▶ [WRITTEN PROBLEM] All entries are to be quoted exactly; the images stay out of the copy.

▶ [DATA SECTION]
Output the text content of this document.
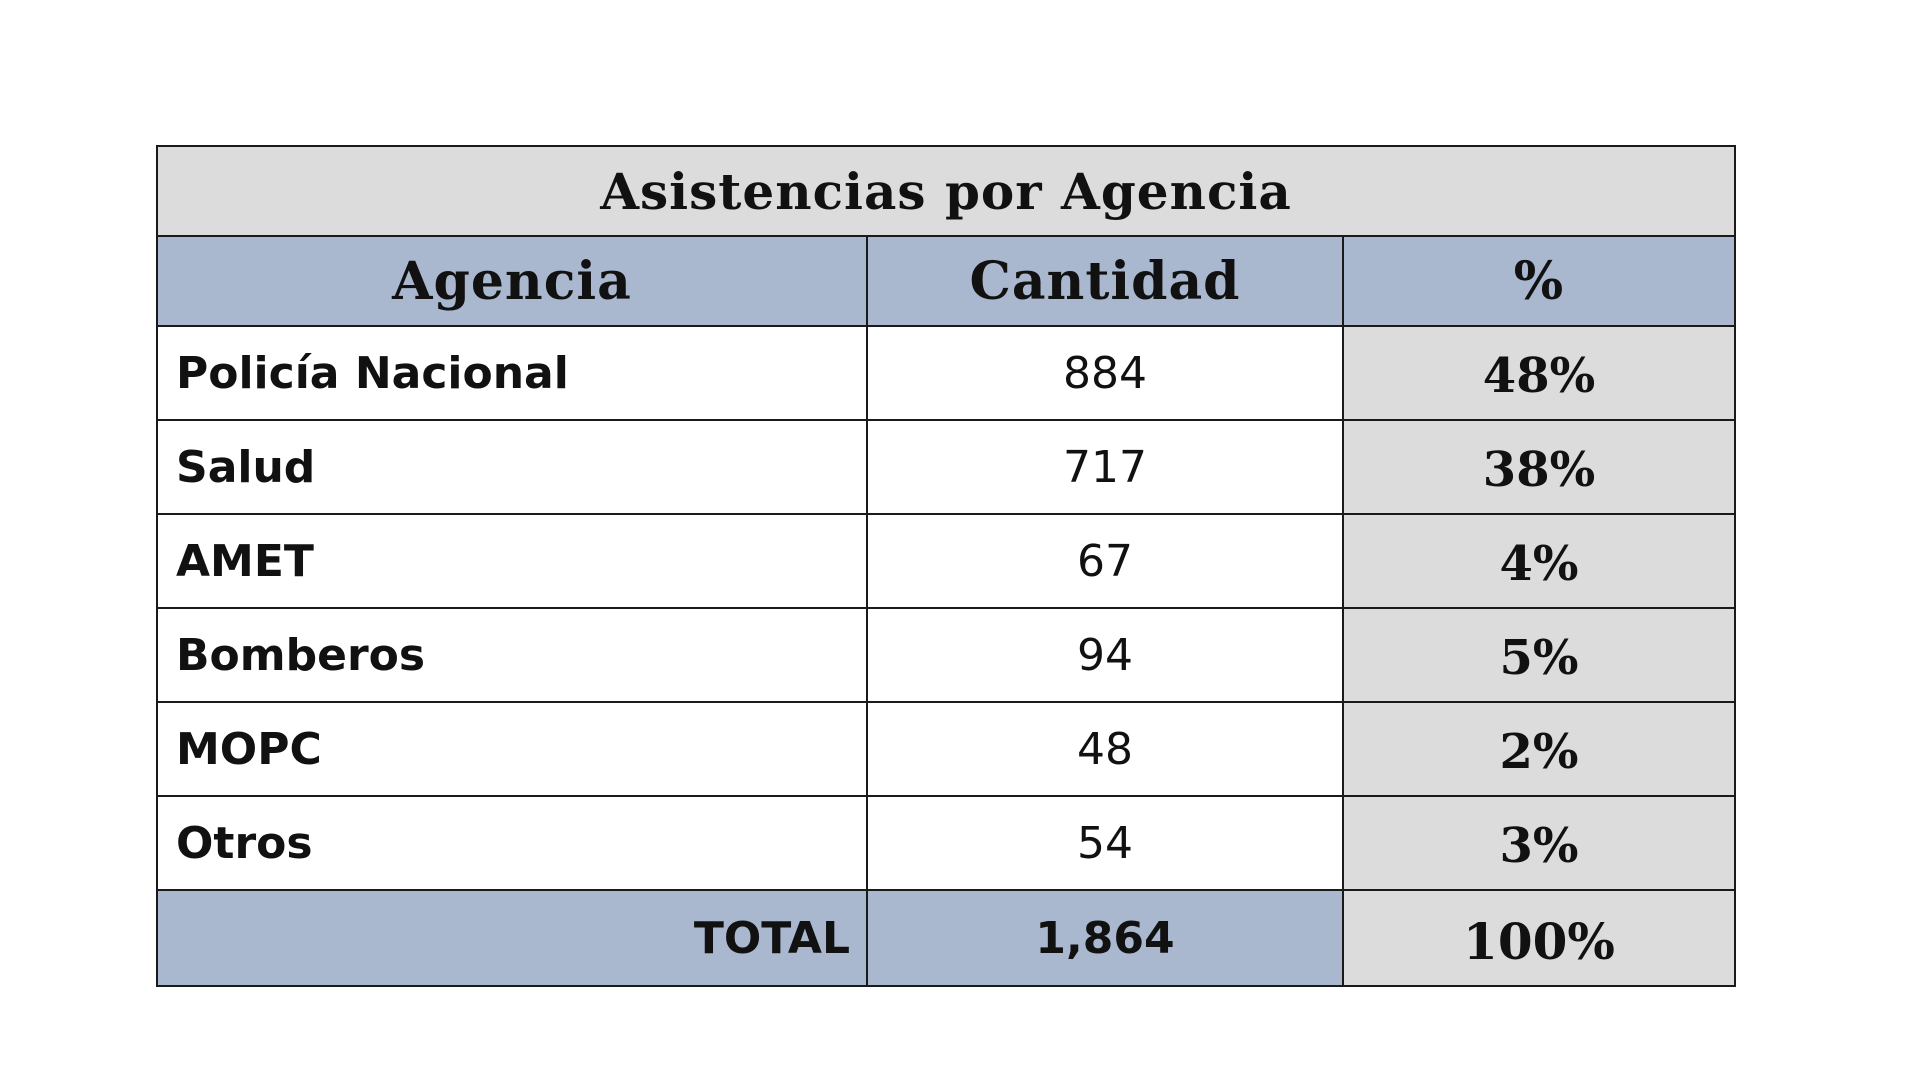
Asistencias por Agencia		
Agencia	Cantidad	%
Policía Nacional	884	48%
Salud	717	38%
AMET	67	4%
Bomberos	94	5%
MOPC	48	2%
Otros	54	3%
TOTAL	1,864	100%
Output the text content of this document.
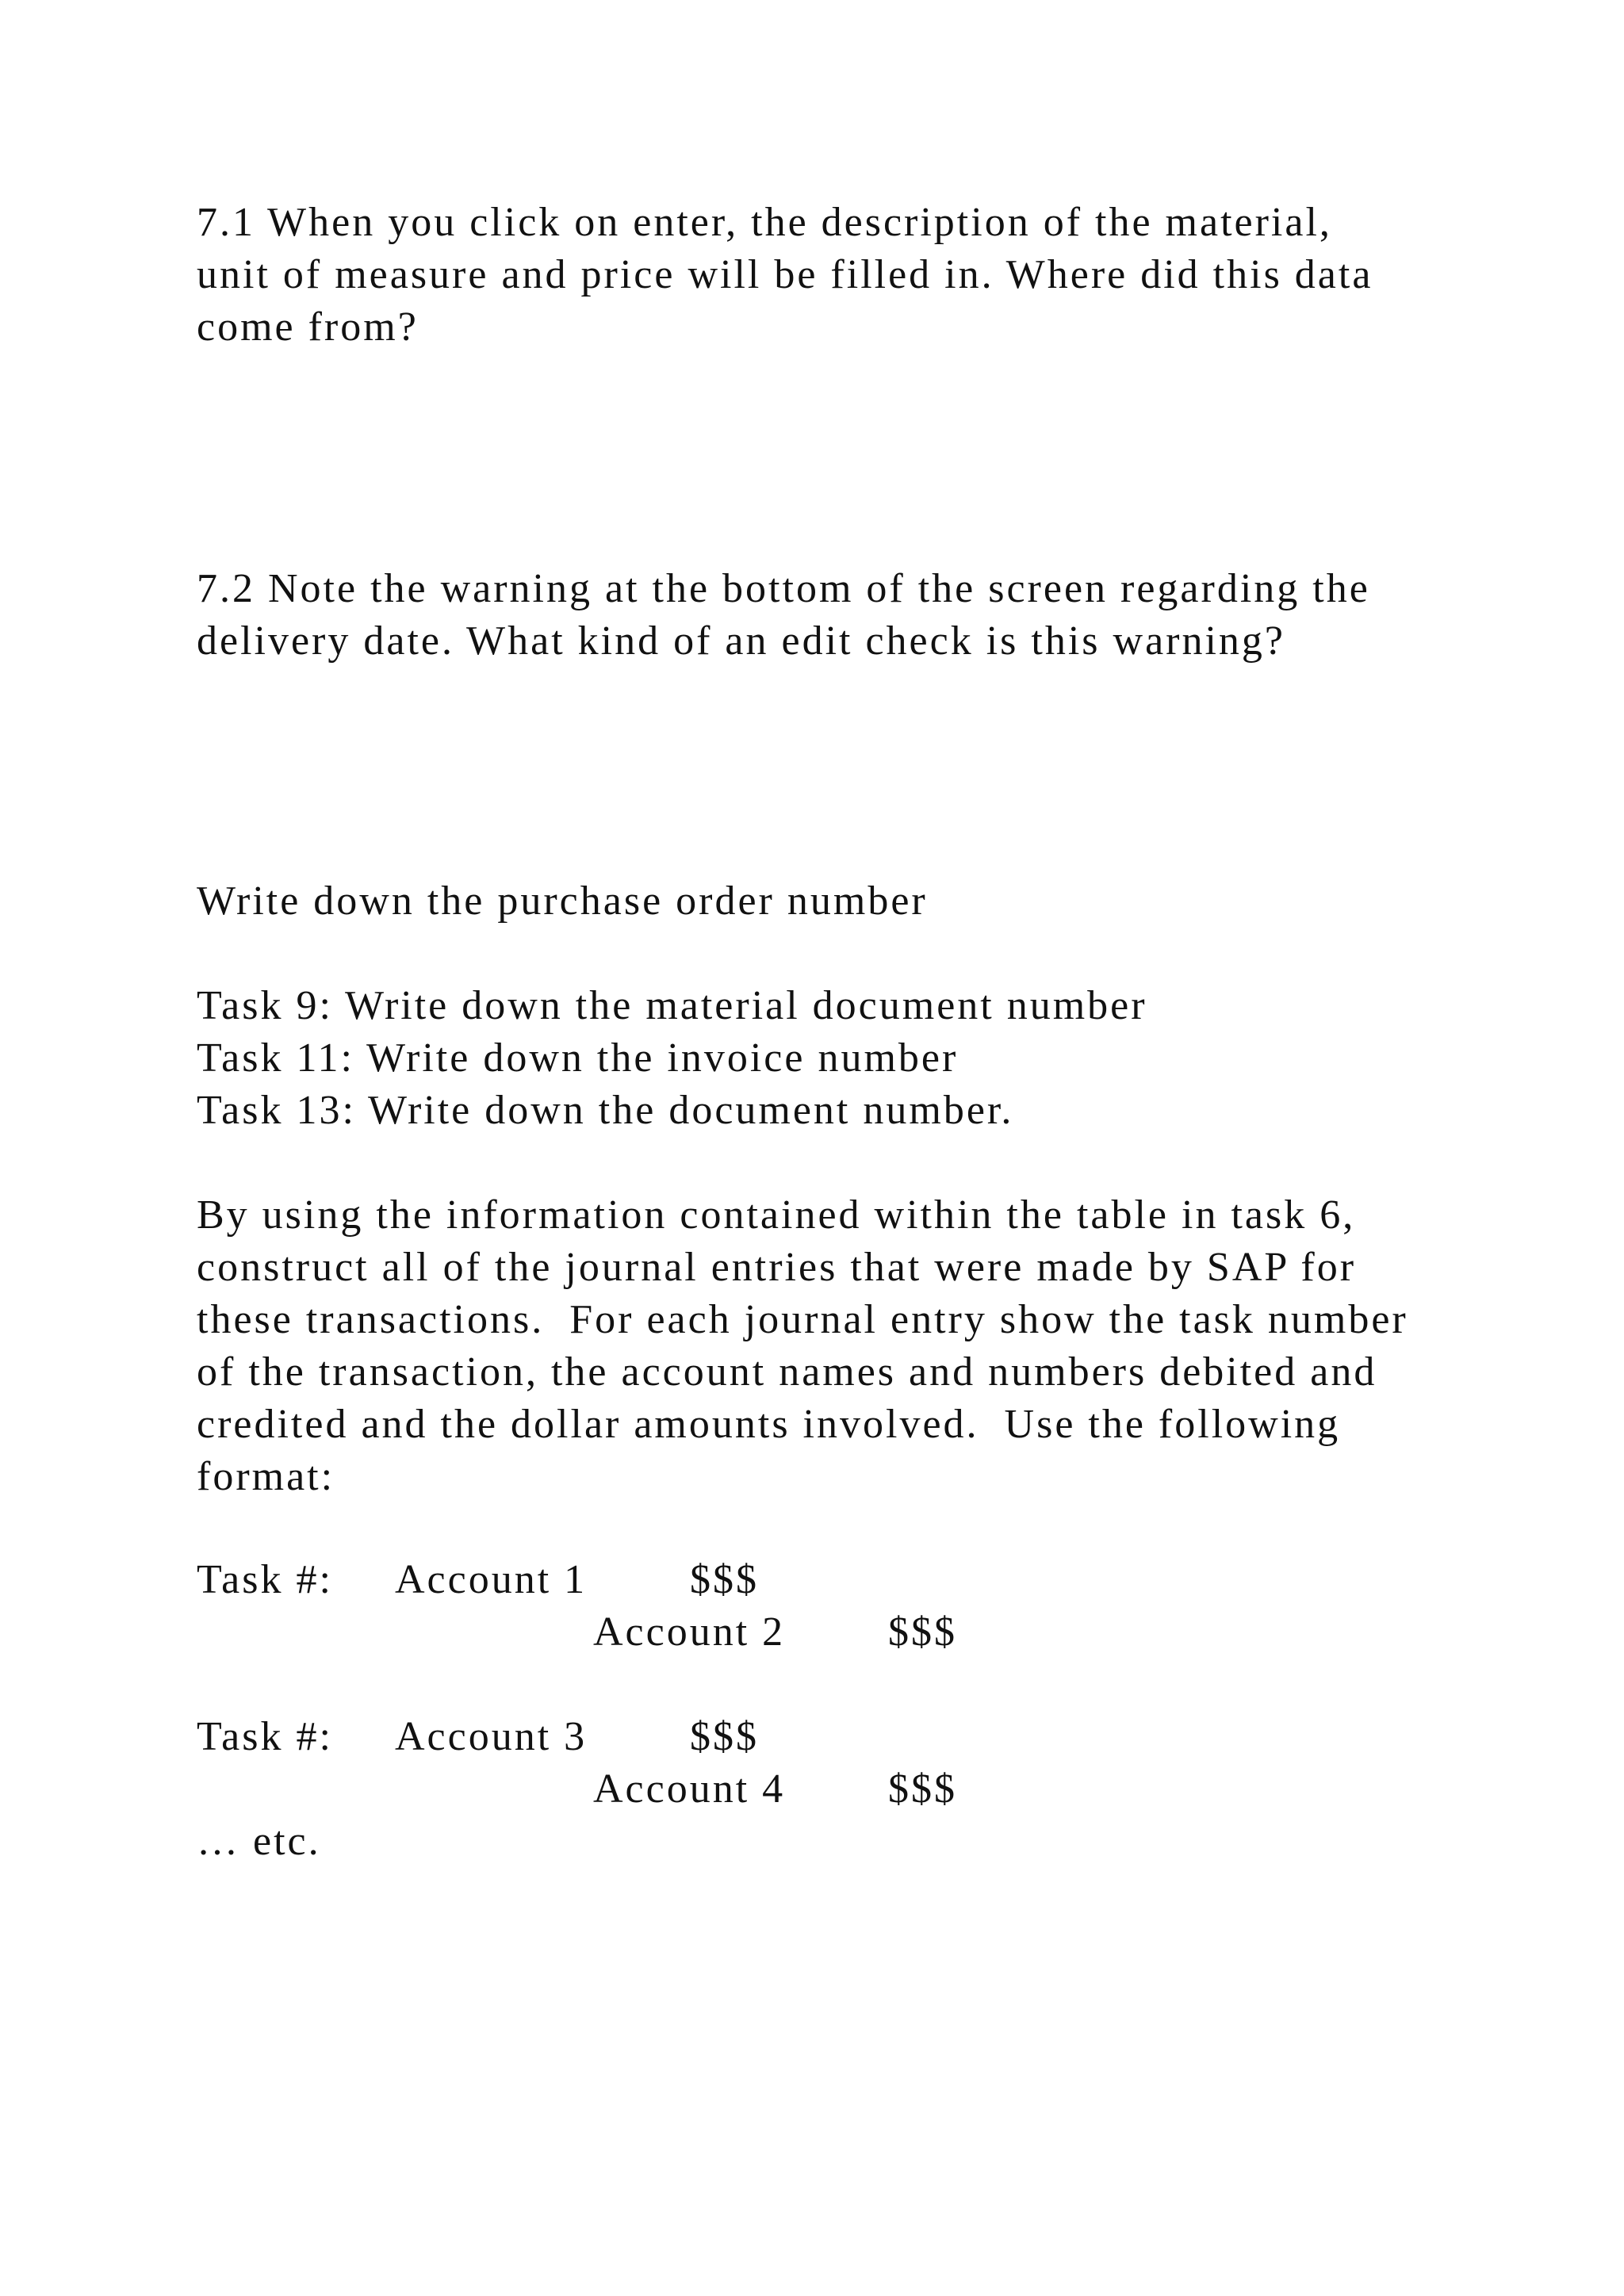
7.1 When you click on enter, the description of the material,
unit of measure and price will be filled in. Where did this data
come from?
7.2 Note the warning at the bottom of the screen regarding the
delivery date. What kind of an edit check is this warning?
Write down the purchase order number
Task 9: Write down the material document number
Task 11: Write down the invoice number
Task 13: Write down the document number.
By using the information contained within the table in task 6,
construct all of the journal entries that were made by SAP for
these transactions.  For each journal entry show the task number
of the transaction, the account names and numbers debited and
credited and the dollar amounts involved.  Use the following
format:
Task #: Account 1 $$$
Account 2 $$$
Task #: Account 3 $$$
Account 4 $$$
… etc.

▶ [RESULT FOR THIS TASK]
Output the text content of this document.
Asistencias por Agencia		
Agencia	Cantidad	%
Policía Nacional	884	48%
Salud	717	38%
AMET	67	4%
Bomberos	94	5%
MOPC	48	2%
Otros	54	3%
TOTAL	1,864	100%
Output the text content of this document.
7.1 When you click on enter, the description of the material,
unit of measure and price will be filled in. Where did this data
come from?
7.2 Note the warning at the bottom of the screen regarding the
delivery date. What kind of an edit check is this warning?
Write down the purchase order number
Task 9: Write down the material document number
Task 11: Write down the invoice number
Task 13: Write down the document number.
By using the information contained within the table in task 6,
construct all of the journal entries that were made by SAP for
these transactions.  For each journal entry show the task number
of the transaction, the account names and numbers debited and
credited and the dollar amounts involved.  Use the following
format:
Task #: Account 1 $$$
Account 2 $$$
Task #: Account 3 $$$
Account 4 $$$
… etc.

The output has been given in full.